GIVEN REQUEST | Output each entry that follows exactly. Images stay out.

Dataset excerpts
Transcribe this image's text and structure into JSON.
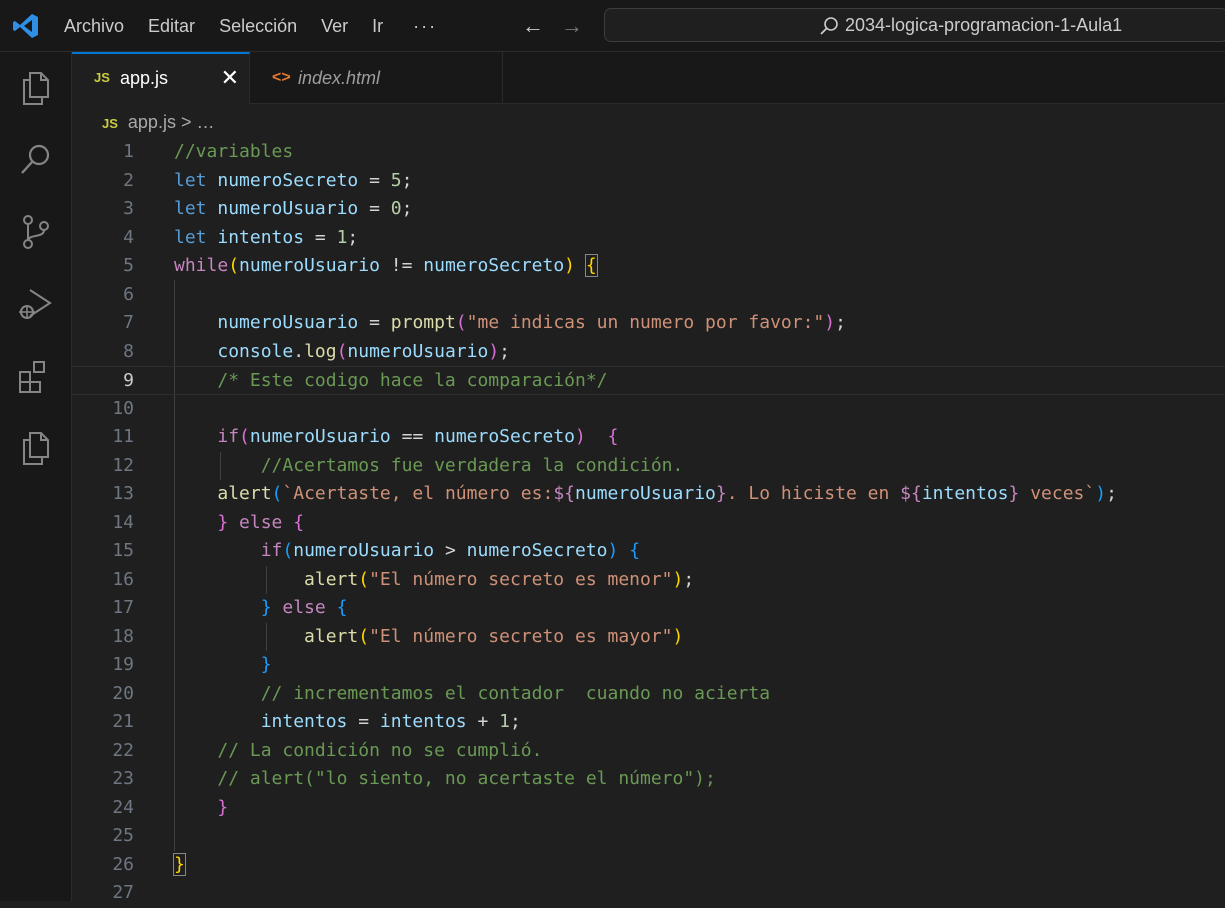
{
  "menu": {
    "items": [
      "Archivo",
      "Editar",
      "Selección",
      "Ver",
      "Ir"
    ],
    "more": "···"
  },
  "nav": {
    "back": "←",
    "forward": "→"
  },
  "search": {
    "text": "2034-logica-programacion-1-Aula1"
  },
  "tabs": [
    {
      "icon": "JS",
      "label": "app.js",
      "close": "✕"
    },
    {
      "icon": "<>",
      "label": "index.html"
    }
  ],
  "breadcrumb": {
    "icon": "JS",
    "file": "app.js",
    "sep": " > …"
  },
  "editor": {
    "current_line": 9,
    "line_numbers": [
      "1",
      "2",
      "3",
      "4",
      "5",
      "6",
      "7",
      "8",
      "9",
      "10",
      "11",
      "12",
      "13",
      "14",
      "15",
      "16",
      "17",
      "18",
      "19",
      "20",
      "21",
      "22",
      "23",
      "24",
      "25",
      "26",
      "27"
    ],
    "lines": [
      [
        [
          "cm",
          "//variables"
        ]
      ],
      [
        [
          "k",
          "let "
        ],
        [
          "v",
          "numeroSecreto"
        ],
        [
          "p",
          " = "
        ],
        [
          "n",
          "5"
        ],
        [
          "p",
          ";"
        ]
      ],
      [
        [
          "k",
          "let "
        ],
        [
          "v",
          "numeroUsuario"
        ],
        [
          "p",
          " = "
        ],
        [
          "n",
          "0"
        ],
        [
          "p",
          ";"
        ]
      ],
      [
        [
          "k",
          "let "
        ],
        [
          "v",
          "intentos"
        ],
        [
          "p",
          " = "
        ],
        [
          "n",
          "1"
        ],
        [
          "p",
          ";"
        ]
      ],
      [
        [
          "c",
          "while"
        ],
        [
          "b1",
          "("
        ],
        [
          "v",
          "numeroUsuario"
        ],
        [
          "p",
          " != "
        ],
        [
          "v",
          "numeroSecreto"
        ],
        [
          "b1",
          ")"
        ],
        [
          "p",
          " "
        ],
        [
          "b1box",
          "{"
        ]
      ],
      [],
      [
        [
          "p",
          "    "
        ],
        [
          "v",
          "numeroUsuario"
        ],
        [
          "p",
          " = "
        ],
        [
          "f",
          "prompt"
        ],
        [
          "b2",
          "("
        ],
        [
          "s",
          "\"me indicas un numero por favor:\""
        ],
        [
          "b2",
          ")"
        ],
        [
          "p",
          ";"
        ]
      ],
      [
        [
          "p",
          "    "
        ],
        [
          "v",
          "console"
        ],
        [
          "p",
          "."
        ],
        [
          "f",
          "log"
        ],
        [
          "b2",
          "("
        ],
        [
          "v",
          "numeroUsuario"
        ],
        [
          "b2",
          ")"
        ],
        [
          "p",
          ";"
        ]
      ],
      [
        [
          "p",
          "    "
        ],
        [
          "cm",
          "/* Este codigo hace la comparación*/"
        ]
      ],
      [],
      [
        [
          "p",
          "    "
        ],
        [
          "c",
          "if"
        ],
        [
          "b2",
          "("
        ],
        [
          "v",
          "numeroUsuario"
        ],
        [
          "p",
          " == "
        ],
        [
          "v",
          "numeroSecreto"
        ],
        [
          "b2",
          ")"
        ],
        [
          "p",
          "  "
        ],
        [
          "b2",
          "{"
        ]
      ],
      [
        [
          "p",
          "        "
        ],
        [
          "cm",
          "//Acertamos fue verdadera la condición."
        ]
      ],
      [
        [
          "p",
          "    "
        ],
        [
          "f",
          "alert"
        ],
        [
          "b3",
          "("
        ],
        [
          "s",
          "`Acertaste, el número es:"
        ],
        [
          "c",
          "${"
        ],
        [
          "v",
          "numeroUsuario"
        ],
        [
          "c",
          "}"
        ],
        [
          "s",
          ". Lo hiciste en "
        ],
        [
          "c",
          "${"
        ],
        [
          "v",
          "intentos"
        ],
        [
          "c",
          "}"
        ],
        [
          "s",
          " veces`"
        ],
        [
          "b3",
          ")"
        ],
        [
          "p",
          ";"
        ]
      ],
      [
        [
          "p",
          "    "
        ],
        [
          "b2",
          "}"
        ],
        [
          "c",
          " else "
        ],
        [
          "b2",
          "{"
        ]
      ],
      [
        [
          "p",
          "        "
        ],
        [
          "c",
          "if"
        ],
        [
          "b3",
          "("
        ],
        [
          "v",
          "numeroUsuario"
        ],
        [
          "p",
          " > "
        ],
        [
          "v",
          "numeroSecreto"
        ],
        [
          "b3",
          ")"
        ],
        [
          "p",
          " "
        ],
        [
          "b3",
          "{"
        ]
      ],
      [
        [
          "p",
          "            "
        ],
        [
          "f",
          "alert"
        ],
        [
          "b1",
          "("
        ],
        [
          "s",
          "\"El número secreto es menor\""
        ],
        [
          "b1",
          ")"
        ],
        [
          "p",
          ";"
        ]
      ],
      [
        [
          "p",
          "        "
        ],
        [
          "b3",
          "}"
        ],
        [
          "c",
          " else "
        ],
        [
          "b3",
          "{"
        ]
      ],
      [
        [
          "p",
          "            "
        ],
        [
          "f",
          "alert"
        ],
        [
          "b1",
          "("
        ],
        [
          "s",
          "\"El número secreto es mayor\""
        ],
        [
          "b1",
          ")"
        ]
      ],
      [
        [
          "p",
          "        "
        ],
        [
          "b3",
          "}"
        ]
      ],
      [
        [
          "p",
          "        "
        ],
        [
          "cm",
          "// incrementamos el contador  cuando no acierta"
        ]
      ],
      [
        [
          "p",
          "        "
        ],
        [
          "v",
          "intentos"
        ],
        [
          "p",
          " = "
        ],
        [
          "v",
          "intentos"
        ],
        [
          "p",
          " + "
        ],
        [
          "n",
          "1"
        ],
        [
          "p",
          ";"
        ]
      ],
      [
        [
          "p",
          "    "
        ],
        [
          "cm",
          "// La condición no se cumplió."
        ]
      ],
      [
        [
          "p",
          "    "
        ],
        [
          "cm",
          "// alert(\"lo siento, no acertaste el número\");"
        ]
      ],
      [
        [
          "p",
          "    "
        ],
        [
          "b2",
          "}"
        ]
      ],
      [],
      [
        [
          "b1box",
          "}"
        ]
      ],
      []
    ]
  }
}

COMPLETE RESPONSE |
Transcribe this image's text and structure into JSON.
{
  "menu": {
    "items": [
      "Archivo",
      "Editar",
      "Selección",
      "Ver",
      "Ir"
    ],
    "more": "···"
  },
  "nav": {
    "back": "←",
    "forward": "→"
  },
  "search": {
    "text": "2034-logica-programacion-1-Aula1"
  },
  "tabs": [
    {
      "icon": "JS",
      "label": "app.js",
      "close": "✕"
    },
    {
      "icon": "<>",
      "label": "index.html"
    }
  ],
  "breadcrumb": {
    "icon": "JS",
    "file": "app.js",
    "sep": " > …"
  },
  "editor": {
    "current_line": 9,
    "line_numbers": [
      "1",
      "2",
      "3",
      "4",
      "5",
      "6",
      "7",
      "8",
      "9",
      "10",
      "11",
      "12",
      "13",
      "14",
      "15",
      "16",
      "17",
      "18",
      "19",
      "20",
      "21",
      "22",
      "23",
      "24",
      "25",
      "26",
      "27"
    ],
    "lines": [
      [
        [
          "cm",
          "//variables"
        ]
      ],
      [
        [
          "k",
          "let "
        ],
        [
          "v",
          "numeroSecreto"
        ],
        [
          "p",
          " = "
        ],
        [
          "n",
          "5"
        ],
        [
          "p",
          ";"
        ]
      ],
      [
        [
          "k",
          "let "
        ],
        [
          "v",
          "numeroUsuario"
        ],
        [
          "p",
          " = "
        ],
        [
          "n",
          "0"
        ],
        [
          "p",
          ";"
        ]
      ],
      [
        [
          "k",
          "let "
        ],
        [
          "v",
          "intentos"
        ],
        [
          "p",
          " = "
        ],
        [
          "n",
          "1"
        ],
        [
          "p",
          ";"
        ]
      ],
      [
        [
          "c",
          "while"
        ],
        [
          "b1",
          "("
        ],
        [
          "v",
          "numeroUsuario"
        ],
        [
          "p",
          " != "
        ],
        [
          "v",
          "numeroSecreto"
        ],
        [
          "b1",
          ")"
        ],
        [
          "p",
          " "
        ],
        [
          "b1box",
          "{"
        ]
      ],
      [],
      [
        [
          "p",
          "    "
        ],
        [
          "v",
          "numeroUsuario"
        ],
        [
          "p",
          " = "
        ],
        [
          "f",
          "prompt"
        ],
        [
          "b2",
          "("
        ],
        [
          "s",
          "\"me indicas un numero por favor:\""
        ],
        [
          "b2",
          ")"
        ],
        [
          "p",
          ";"
        ]
      ],
      [
        [
          "p",
          "    "
        ],
        [
          "v",
          "console"
        ],
        [
          "p",
          "."
        ],
        [
          "f",
          "log"
        ],
        [
          "b2",
          "("
        ],
        [
          "v",
          "numeroUsuario"
        ],
        [
          "b2",
          ")"
        ],
        [
          "p",
          ";"
        ]
      ],
      [
        [
          "p",
          "    "
        ],
        [
          "cm",
          "/* Este codigo hace la comparación*/"
        ]
      ],
      [],
      [
        [
          "p",
          "    "
        ],
        [
          "c",
          "if"
        ],
        [
          "b2",
          "("
        ],
        [
          "v",
          "numeroUsuario"
        ],
        [
          "p",
          " == "
        ],
        [
          "v",
          "numeroSecreto"
        ],
        [
          "b2",
          ")"
        ],
        [
          "p",
          "  "
        ],
        [
          "b2",
          "{"
        ]
      ],
      [
        [
          "p",
          "        "
        ],
        [
          "cm",
          "//Acertamos fue verdadera la condición."
        ]
      ],
      [
        [
          "p",
          "    "
        ],
        [
          "f",
          "alert"
        ],
        [
          "b3",
          "("
        ],
        [
          "s",
          "`Acertaste, el número es:"
        ],
        [
          "c",
          "${"
        ],
        [
          "v",
          "numeroUsuario"
        ],
        [
          "c",
          "}"
        ],
        [
          "s",
          ". Lo hiciste en "
        ],
        [
          "c",
          "${"
        ],
        [
          "v",
          "intentos"
        ],
        [
          "c",
          "}"
        ],
        [
          "s",
          " veces`"
        ],
        [
          "b3",
          ")"
        ],
        [
          "p",
          ";"
        ]
      ],
      [
        [
          "p",
          "    "
        ],
        [
          "b2",
          "}"
        ],
        [
          "c",
          " else "
        ],
        [
          "b2",
          "{"
        ]
      ],
      [
        [
          "p",
          "        "
        ],
        [
          "c",
          "if"
        ],
        [
          "b3",
          "("
        ],
        [
          "v",
          "numeroUsuario"
        ],
        [
          "p",
          " > "
        ],
        [
          "v",
          "numeroSecreto"
        ],
        [
          "b3",
          ")"
        ],
        [
          "p",
          " "
        ],
        [
          "b3",
          "{"
        ]
      ],
      [
        [
          "p",
          "            "
        ],
        [
          "f",
          "alert"
        ],
        [
          "b1",
          "("
        ],
        [
          "s",
          "\"El número secreto es menor\""
        ],
        [
          "b1",
          ")"
        ],
        [
          "p",
          ";"
        ]
      ],
      [
        [
          "p",
          "        "
        ],
        [
          "b3",
          "}"
        ],
        [
          "c",
          " else "
        ],
        [
          "b3",
          "{"
        ]
      ],
      [
        [
          "p",
          "            "
        ],
        [
          "f",
          "alert"
        ],
        [
          "b1",
          "("
        ],
        [
          "s",
          "\"El número secreto es mayor\""
        ],
        [
          "b1",
          ")"
        ]
      ],
      [
        [
          "p",
          "        "
        ],
        [
          "b3",
          "}"
        ]
      ],
      [
        [
          "p",
          "        "
        ],
        [
          "cm",
          "// incrementamos el contador  cuando no acierta"
        ]
      ],
      [
        [
          "p",
          "        "
        ],
        [
          "v",
          "intentos"
        ],
        [
          "p",
          " = "
        ],
        [
          "v",
          "intentos"
        ],
        [
          "p",
          " + "
        ],
        [
          "n",
          "1"
        ],
        [
          "p",
          ";"
        ]
      ],
      [
        [
          "p",
          "    "
        ],
        [
          "cm",
          "// La condición no se cumplió."
        ]
      ],
      [
        [
          "p",
          "    "
        ],
        [
          "cm",
          "// alert(\"lo siento, no acertaste el número\");"
        ]
      ],
      [
        [
          "p",
          "    "
        ],
        [
          "b2",
          "}"
        ]
      ],
      [],
      [
        [
          "b1box",
          "}"
        ]
      ],
      []
    ]
  }
}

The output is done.